**Short problem**
Without pictures, repeat exactly the lines from the one containing "Output the text content of this document." through the end of the entries.

────────────────────

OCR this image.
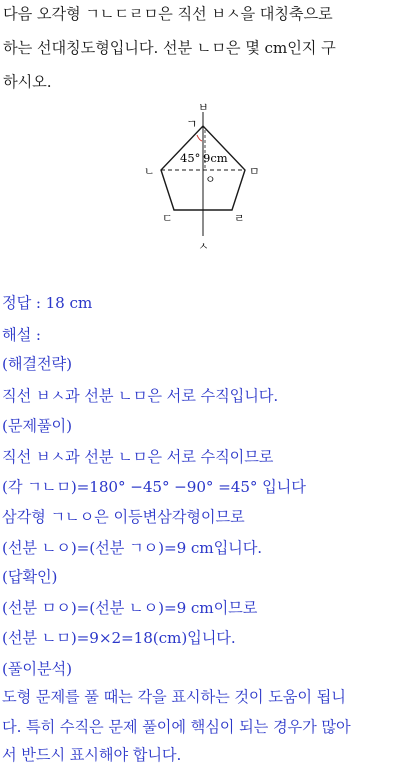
다음 오각형 ㄱㄴㄷㄹㅁ은 직선 ㅂㅅ을 대칭축으로
하는 선대칭도형입니다. 선분 ㄴㅁ은 몇 cm인지 구
하시오.
ㅂ
ㄱ
45° 9cm
ㅇ
ㄴ	ㅁ
ㄷ	ㄹ
ㅅ
정답 : 18 cm
해설 :
(해결전략)
직선 ㅂㅅ과 선분 ㄴㅁ은 서로 수직입니다.
(문제풀이)
직선 ㅂㅅ과 선분 ㄴㅁ은 서로 수직이므로
(각 ㄱㄴㅁ)=180° −45° −90° =45° 입니다
삼각형 ㄱㄴㅇ은 이등변삼각형이므로
(선분 ㄴㅇ)=(선분 ㄱㅇ)=9 cm입니다.
(답확인)
(선분 ㅁㅇ)=(선분 ㄴㅇ)=9 cm이므로
(선분 ㄴㅁ)=9×2=18(cm)입니다.
(풀이분석)
도형 문제를 풀 때는 각을 표시하는 것이 도움이 됩니
다. 특히 수직은 문제 풀이에 핵심이 되는 경우가 많아
서 반드시 표시해야 합니다.
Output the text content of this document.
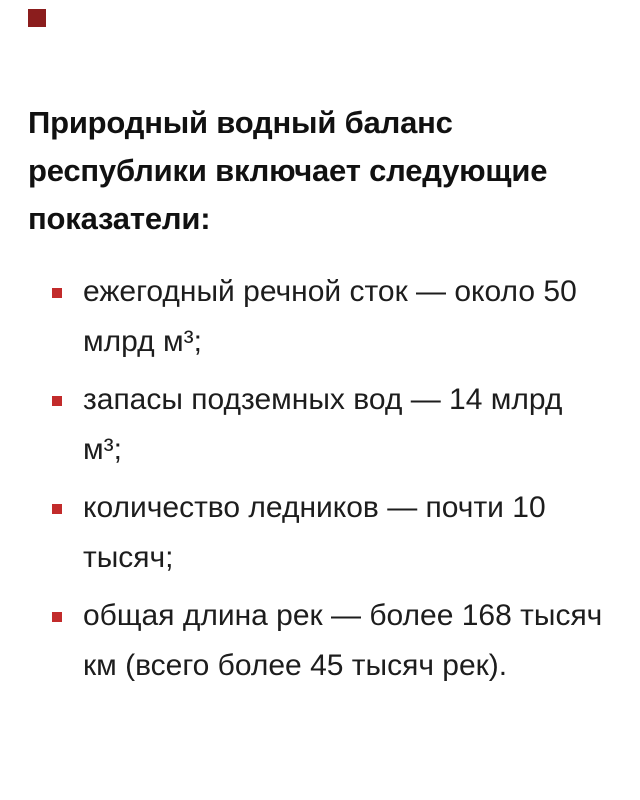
Природный водный баланс
республики включает следующие
показатели:
ежегодный речной сток — около 50
млрд м³;
запасы подземных вод — 14 млрд
м³;
количество ледников — почти 10
тысяч;
общая длина рек — более 168 тысяч
км (всего более 45 тысяч рек).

────────────────────

**Full output**
Output the text content of this document.
Природный водный баланс
республики включает следующие
показатели:
ежегодный речной сток — около 50
млрд м³;
запасы подземных вод — 14 млрд
м³;
количество ледников — почти 10
тысяч;
общая длина рек — более 168 тысяч
км (всего более 45 тысяч рек).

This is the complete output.